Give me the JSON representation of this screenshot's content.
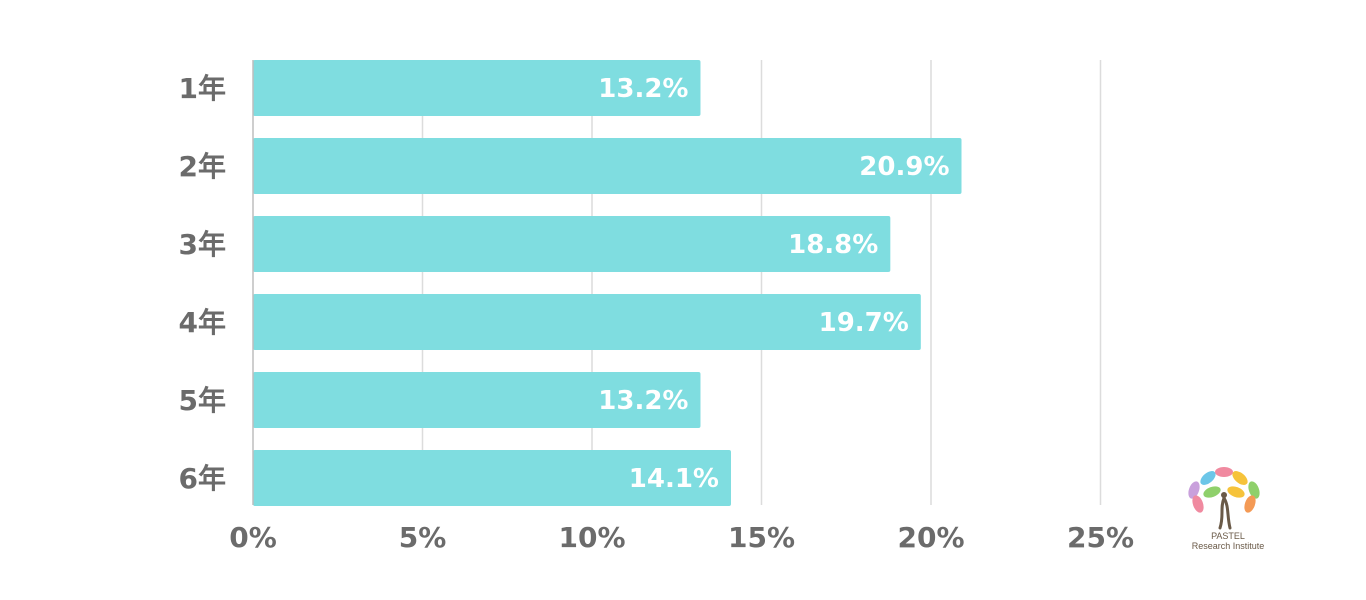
{
  "chart_data": {
    "type": "bar",
    "orientation": "horizontal",
    "categories": [
      "1年",
      "2年",
      "3年",
      "4年",
      "5年",
      "6年"
    ],
    "values": [
      13.2,
      20.9,
      18.8,
      19.7,
      13.2,
      14.1
    ],
    "value_labels": [
      "13.2%",
      "20.9%",
      "18.8%",
      "19.7%",
      "13.2%",
      "14.1%"
    ],
    "x_ticks": [
      0,
      5,
      10,
      15,
      20,
      25
    ],
    "x_tick_labels": [
      "0%",
      "5%",
      "10%",
      "15%",
      "20%",
      "25%"
    ],
    "xlim": [
      0,
      25
    ],
    "grid": true,
    "bar_color": "#7fdde0",
    "title": "",
    "xlabel": "",
    "ylabel": ""
  },
  "logo": {
    "line1": "PASTEL",
    "line2": "Research Institute",
    "colors": [
      "#f08aa0",
      "#f6c33b",
      "#8fd06b",
      "#6cc6e8",
      "#c9a0dc",
      "#f49a55"
    ]
  }
}
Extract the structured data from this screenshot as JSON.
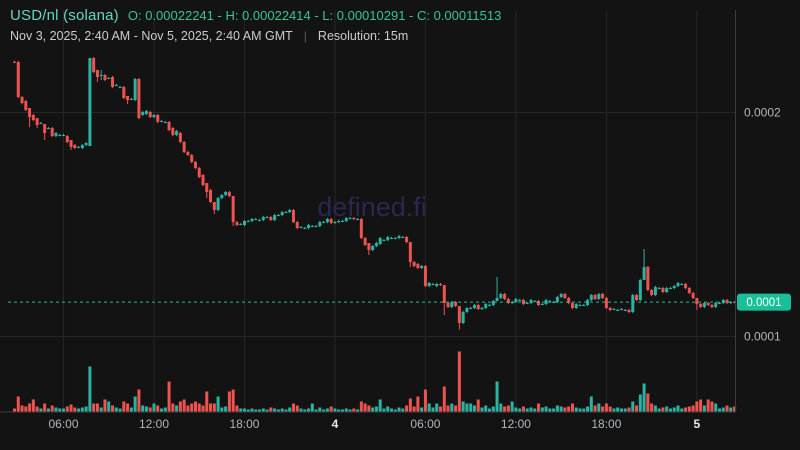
{
  "header": {
    "symbol": "USD/nl (solana)",
    "ohlc_text": "O: 0.00022241 - H: 0.00022414 - L: 0.00010291 - C: 0.00011513",
    "open": "0.00022241",
    "high": "0.00022414",
    "low": "0.00010291",
    "close": "0.00011513",
    "range_text": "Nov 3, 2025, 2:40 AM - Nov 5, 2025, 2:40 AM GMT",
    "separator": "|",
    "resolution_text": "Resolution: 15m"
  },
  "watermark": "defined.fi",
  "price_axis": {
    "labels": [
      {
        "text": "0.0002",
        "price": 20000
      },
      {
        "text": "0.0001",
        "price": 10000
      }
    ],
    "current_price_label": "0.0001",
    "current_price": 11513
  },
  "time_axis": {
    "labels": [
      {
        "text": "06:00",
        "idx": 13,
        "bold": false
      },
      {
        "text": "12:00",
        "idx": 37,
        "bold": false
      },
      {
        "text": "18:00",
        "idx": 61,
        "bold": false
      },
      {
        "text": "4",
        "idx": 85,
        "bold": true
      },
      {
        "text": "06:00",
        "idx": 109,
        "bold": false
      },
      {
        "text": "12:00",
        "idx": 133,
        "bold": false
      },
      {
        "text": "18:00",
        "idx": 157,
        "bold": false
      },
      {
        "text": "5",
        "idx": 181,
        "bold": true
      }
    ]
  },
  "colors": {
    "background": "#131313",
    "up": "#2ab3a3",
    "down": "#ef5350",
    "accent": "#18c09a",
    "badge_text": "#ffffff",
    "grid": "#262626",
    "axis_border": "#3d3d3d",
    "axis_text": "#b2b5be",
    "axis_text_bold": "#e6e8ea",
    "watermark": "#2a2750"
  },
  "chart_data": {
    "type": "candlestick",
    "title": "USD/nl (solana)",
    "resolution": "15m",
    "time_start": "Nov 3, 2025, 2:40 AM GMT",
    "time_end": "Nov 5, 2025, 2:40 AM GMT",
    "price_scale": 1e-08,
    "ohlc_summary": {
      "open": 22241,
      "high": 22414,
      "low": 10291,
      "close": 11513
    },
    "ylim": [
      9600,
      22540
    ],
    "legend_position": "none",
    "grid": true,
    "candles": [
      [
        22241,
        22231
      ],
      [
        22231,
        20669
      ],
      [
        20669,
        20401
      ],
      [
        20490,
        20088
      ],
      [
        20177,
        19775,
        20177,
        19329
      ],
      [
        19864,
        19641
      ],
      [
        19730,
        19418,
        19730,
        19284
      ],
      [
        19507,
        19507
      ],
      [
        19463,
        19061,
        19463,
        18749
      ],
      [
        19284,
        19284
      ],
      [
        19284,
        18927
      ],
      [
        18927,
        19061
      ],
      [
        18972,
        18972
      ],
      [
        18972,
        18972
      ],
      [
        18927,
        18659
      ],
      [
        18748,
        18436,
        18748,
        18302
      ],
      [
        18525,
        18391
      ],
      [
        18436,
        18436
      ],
      [
        18391,
        18525
      ],
      [
        18525,
        18615
      ],
      [
        18480,
        22410,
        22414,
        18480
      ],
      [
        22410,
        21785
      ],
      [
        21875,
        21562,
        21875,
        21339
      ],
      [
        21651,
        21651,
        21875,
        21430
      ],
      [
        21651,
        21428
      ],
      [
        21517,
        21517
      ],
      [
        21562,
        21116
      ],
      [
        21205,
        21205
      ],
      [
        21116,
        21116
      ],
      [
        21116,
        20625
      ],
      [
        20714,
        20535,
        20714,
        20356
      ],
      [
        20580,
        20580
      ],
      [
        20535,
        21472
      ],
      [
        21472,
        19731
      ],
      [
        19866,
        20000
      ],
      [
        19910,
        20043
      ],
      [
        20000,
        19775
      ],
      [
        19775,
        19866
      ],
      [
        19866,
        19552
      ],
      [
        19596,
        19596
      ],
      [
        19552,
        19552
      ],
      [
        19552,
        19195
      ],
      [
        19284,
        18972
      ],
      [
        18972,
        19150
      ],
      [
        19061,
        18659
      ],
      [
        18659,
        18213
      ],
      [
        18213,
        18079
      ],
      [
        18079,
        17767
      ],
      [
        17767,
        17498
      ],
      [
        17498,
        17096
      ],
      [
        17186,
        16740
      ],
      [
        16829,
        16427,
        16829,
        16159
      ],
      [
        16516,
        15981
      ],
      [
        15981,
        15624,
        15981,
        15445
      ],
      [
        15624,
        16159
      ],
      [
        16159,
        16293
      ],
      [
        16293,
        16427
      ],
      [
        16427,
        16248
      ],
      [
        16248,
        15088,
        16248,
        14909
      ],
      [
        15088,
        14954
      ],
      [
        14999,
        14999
      ],
      [
        14954,
        15133
      ],
      [
        15133,
        15133
      ],
      [
        15133,
        15222
      ],
      [
        15222,
        15222
      ],
      [
        15177,
        15177
      ],
      [
        15177,
        15311
      ],
      [
        15311,
        15311
      ],
      [
        15311,
        15177
      ],
      [
        15177,
        15400
      ],
      [
        15400,
        15400
      ],
      [
        15400,
        15535
      ],
      [
        15535,
        15535
      ],
      [
        15535,
        15624
      ],
      [
        15624,
        15088
      ],
      [
        15088,
        14820
      ],
      [
        14865,
        14865
      ],
      [
        14820,
        14820
      ],
      [
        14820,
        14954
      ],
      [
        14909,
        14909
      ],
      [
        14909,
        14909
      ],
      [
        14909,
        15088
      ],
      [
        15088,
        15088
      ],
      [
        15088,
        15222
      ],
      [
        15222,
        15043
      ],
      [
        15043,
        15088
      ],
      [
        15088,
        15133
      ],
      [
        15133,
        15133
      ],
      [
        15133,
        15266
      ],
      [
        15266,
        15266
      ],
      [
        15266,
        15222
      ],
      [
        15222,
        15222
      ],
      [
        15222,
        14374
      ],
      [
        14374,
        14061
      ],
      [
        14150,
        13838,
        14150,
        13615
      ],
      [
        13838,
        14016
      ],
      [
        14016,
        14150
      ],
      [
        14105,
        14374
      ],
      [
        14284,
        14284
      ],
      [
        14284,
        14418
      ],
      [
        14374,
        14374
      ],
      [
        14374,
        14374
      ],
      [
        14374,
        14463
      ],
      [
        14418,
        14418
      ],
      [
        14418,
        14195
      ],
      [
        14195,
        13302,
        14195,
        13079
      ],
      [
        13302,
        13124
      ],
      [
        13214,
        13035
      ],
      [
        13035,
        13124
      ],
      [
        13124,
        12231
      ],
      [
        12231,
        12365
      ],
      [
        12321,
        12321
      ],
      [
        12231,
        12321
      ],
      [
        12321,
        12276
      ],
      [
        12276,
        11473,
        12276,
        10937
      ],
      [
        11473,
        11294
      ],
      [
        11294,
        11518
      ],
      [
        11518,
        11339
      ],
      [
        11339,
        10580,
        11339,
        10291
      ],
      [
        10580,
        11071
      ],
      [
        11071,
        11250
      ],
      [
        11250,
        11250
      ],
      [
        11250,
        11384
      ],
      [
        11384,
        11205
      ],
      [
        11205,
        11250
      ],
      [
        11250,
        11428
      ],
      [
        11384,
        11384
      ],
      [
        11384,
        11562
      ],
      [
        11562,
        11696,
        12633,
        11562
      ],
      [
        11696,
        11875
      ],
      [
        11875,
        11651
      ],
      [
        11651,
        11473
      ],
      [
        11473,
        11518
      ],
      [
        11518,
        11651
      ],
      [
        11607,
        11607
      ],
      [
        11607,
        11428
      ],
      [
        11473,
        11473
      ],
      [
        11473,
        11607
      ],
      [
        11562,
        11562
      ],
      [
        11562,
        11384
      ],
      [
        11428,
        11428
      ],
      [
        11428,
        11607
      ],
      [
        11562,
        11562
      ],
      [
        11518,
        11518
      ],
      [
        11518,
        11740
      ],
      [
        11740,
        11875
      ],
      [
        11875,
        11696
      ],
      [
        11696,
        11473
      ],
      [
        11473,
        11250
      ],
      [
        11250,
        11428
      ],
      [
        11384,
        11384
      ],
      [
        11384,
        11384
      ],
      [
        11384,
        11607
      ],
      [
        11607,
        11829
      ],
      [
        11829,
        11651
      ],
      [
        11651,
        11875
      ],
      [
        11875,
        11696
      ],
      [
        11696,
        11250
      ],
      [
        11250,
        11161
      ],
      [
        11205,
        11205
      ],
      [
        11161,
        11161
      ],
      [
        11205,
        11205
      ],
      [
        11161,
        11161
      ],
      [
        11161,
        11071
      ],
      [
        11071,
        11829
      ],
      [
        11829,
        11607
      ],
      [
        11607,
        12499
      ],
      [
        12499,
        13079,
        13883,
        12499
      ],
      [
        13079,
        12053
      ],
      [
        12053,
        11829
      ],
      [
        11829,
        12187
      ],
      [
        12142,
        12142
      ],
      [
        12142,
        11964
      ],
      [
        11964,
        12142
      ],
      [
        12142,
        12142
      ],
      [
        12142,
        12231
      ],
      [
        12231,
        12365
      ],
      [
        12321,
        12321
      ],
      [
        12321,
        12142
      ],
      [
        12142,
        11919
      ],
      [
        11919,
        11696
      ],
      [
        11696,
        11428,
        11696,
        11161
      ],
      [
        11428,
        11294
      ],
      [
        11294,
        11473
      ],
      [
        11473,
        11384
      ],
      [
        11384,
        11294
      ],
      [
        11294,
        11473
      ],
      [
        11473,
        11473
      ],
      [
        11473,
        11607
      ],
      [
        11607,
        11473
      ],
      [
        11473,
        11518
      ],
      [
        11518,
        11513
      ]
    ],
    "volume_rel": [
      3,
      15,
      6,
      5,
      8,
      12,
      5,
      3,
      8,
      3,
      6,
      4,
      3,
      3,
      5,
      7,
      4,
      3,
      4,
      5,
      45,
      8,
      8,
      4,
      12,
      10,
      6,
      4,
      3,
      10,
      8,
      4,
      15,
      22,
      6,
      5,
      4,
      8,
      6,
      3,
      4,
      30,
      8,
      6,
      10,
      12,
      6,
      8,
      10,
      8,
      6,
      20,
      8,
      8,
      15,
      4,
      5,
      20,
      22,
      6,
      3,
      3,
      2,
      3,
      2,
      2,
      3,
      2,
      4,
      3,
      2,
      3,
      2,
      4,
      8,
      6,
      3,
      2,
      3,
      8,
      2,
      4,
      2,
      3,
      5,
      3,
      2,
      2,
      3,
      2,
      3,
      2,
      10,
      8,
      6,
      4,
      5,
      12,
      3,
      5,
      3,
      2,
      4,
      3,
      6,
      13,
      5,
      15,
      4,
      22,
      8,
      4,
      8,
      5,
      25,
      6,
      8,
      6,
      60,
      10,
      8,
      8,
      6,
      12,
      4,
      6,
      3,
      5,
      30,
      8,
      5,
      6,
      10,
      4,
      3,
      5,
      3,
      4,
      3,
      8,
      4,
      5,
      3,
      3,
      6,
      5,
      4,
      5,
      8,
      4,
      3,
      3,
      5,
      15,
      6,
      8,
      5,
      8,
      5,
      3,
      4,
      3,
      3,
      4,
      10,
      6,
      17,
      28,
      18,
      8,
      6,
      3,
      4,
      5,
      3,
      4,
      6,
      3,
      4,
      5,
      6,
      10,
      12,
      6,
      12,
      10,
      8,
      3,
      4,
      6,
      4,
      5
    ]
  }
}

Written problem:
Scan the entries above for the word "solana" and collect each line holding it.

Correct answer:
    "symbol": "USD/nl (solana)",
    "title": "USD/nl (solana)",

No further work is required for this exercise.